• [Directive A]
In the contribution by the Workers' Party of Ireland, which political party is named as an example of the right's reactionary, xenophobic nationalism?

• [Document passage]
##############################

Contribution by Workers’ Party of Ireland

  • 12/12/16 1:19 PM
  • Διεθνές Τμήμα

Comrades,

We thank our hosts, the delegation of the KKE to the European Parliament, for organising this seminar.

Comrades,

One hundred years ago, in the midst of the Great Imperialist War, Comrade V.I. Lenin made clear the correct proletarian internationalist approach to the question of the United States of Europe. Emphasising the class character of the question and pointing out that capital had become international and monopolist he noted that, “From the standpoint of the economic conditions of imperialism – i.e., the export of capital and the division of the world by the ‘advanced’ and ‘civilised’ colonial powers – a United States of Europe, under capitalism, is either impossible or reactionary.” Despite all the changes over the last century in politics, economy and society, that analysis remains fundamentally correct: it remains fundamentally correct because the class nature of society has not fundamentally changed. The conflict between capital and labour remains the key determinant of political, social and economic conditions. It is the task of Communist and Workers’ parties to combat any illusions about the nature of a capitalist united Europe; about the European Union; about the continuing competition between the imperialist powers and the possibility those contradictions may erupt violently; and about the only basis for genuine unity between the peoples of Europe – socialism.

The European Union and the project of “ever-closer union” have received a severe blow this year with the decision by the electorate of the United Kingdom to exit the European Union. In Northern Ireland, which is constitutionally part of the UK, we in the Workers’ Party of Ireland campaigned on strong, principled socialist grounds for a vote to leave the European Union while recognising that withdrawal from the EU will not, of itself, solve the problems of the working class if the state continues to follow a capitalist development path. We did so on the basis of our socialist analysis of the EU, the increasing militarisation of the EU, the EU’s role in limiting the rights of workers and facilitating the interests of capital through labour and competition laws, and driving the impetus for liberalisation and privatisation while restricting and prohibiting the possibilities for public ownership and the creation of conditions which enable workers to create a society where they may live a secure, dignified and prosperous life.

In the referendum on the EU, our Party stood for the socialist alternative, for democracy and genuine cooperation among the peoples of Europe on the basis of class solidarity and mutual advantage. We stood against both the capitalist interests represented by the European Union and the reactionary, xenophobic, racist nationalism represented by the right as exemplified by the United Kingdom Independence Party.

##############################

• [Task material]
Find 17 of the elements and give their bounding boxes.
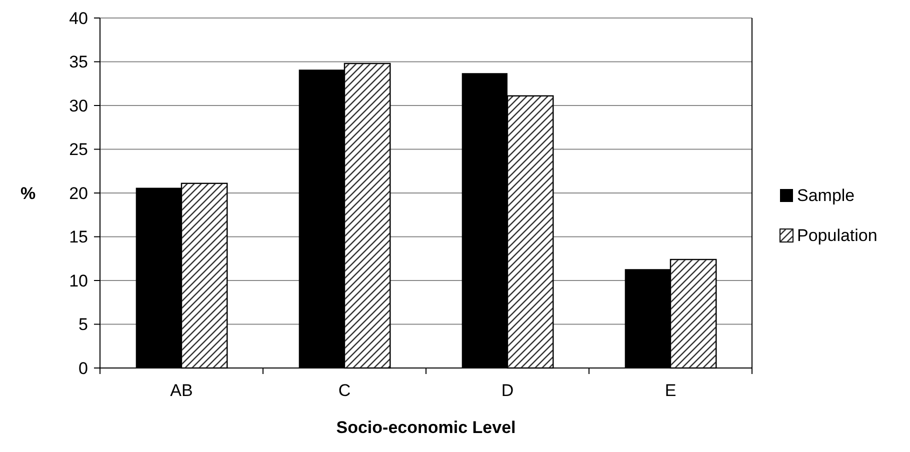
y-tick-label: 35: [69, 52, 88, 72]
y-tick-label: 20: [69, 184, 88, 203]
y-tick-label: 0: [78, 358, 88, 378]
x-tick-label: AB: [170, 381, 193, 400]
y-tick-label: 10: [69, 271, 88, 290]
x-tick-label: E: [664, 381, 676, 400]
x-axis-title: Socio-economic Level: [336, 418, 516, 437]
legend-label: Population: [797, 226, 878, 245]
y-tick-label: 15: [69, 228, 88, 247]
x-tick-label: C: [338, 381, 351, 400]
y-tick-label: 30: [69, 96, 88, 116]
y-tick-label: 25: [69, 140, 88, 160]
y-axis-title: %: [20, 184, 36, 203]
y-tick-label: 40: [69, 8, 88, 28]
y-tick-label: 5: [78, 315, 88, 334]
legend-label: Sample: [797, 186, 855, 205]
x-tick-label: D: [501, 381, 514, 400]
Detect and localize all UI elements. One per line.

##############################

• [Directive B]
Return every line of the listing above verbatim, leaving out the picture.

• [Worked answer A]
The United Kingdom Independence Party.

• [Worked answer B]
Find 17 of the elements and give their bounding boxes.
y-tick-label: 35: [69, 52, 88, 72]
y-tick-label: 20: [69, 184, 88, 203]
y-tick-label: 0: [78, 358, 88, 378]
x-tick-label: AB: [170, 381, 193, 400]
y-tick-label: 10: [69, 271, 88, 290]
x-tick-label: E: [664, 381, 676, 400]
x-axis-title: Socio-economic Level: [336, 418, 516, 437]
legend-label: Population: [797, 226, 878, 245]
y-tick-label: 15: [69, 228, 88, 247]
x-tick-label: C: [338, 381, 351, 400]
y-tick-label: 30: [69, 96, 88, 116]
y-tick-label: 25: [69, 140, 88, 160]
y-axis-title: %: [20, 184, 36, 203]
y-tick-label: 40: [69, 8, 88, 28]
y-tick-label: 5: [78, 315, 88, 334]
legend-label: Sample: [797, 186, 855, 205]
x-tick-label: D: [501, 381, 514, 400]
Detect and localize all UI elements. One per line.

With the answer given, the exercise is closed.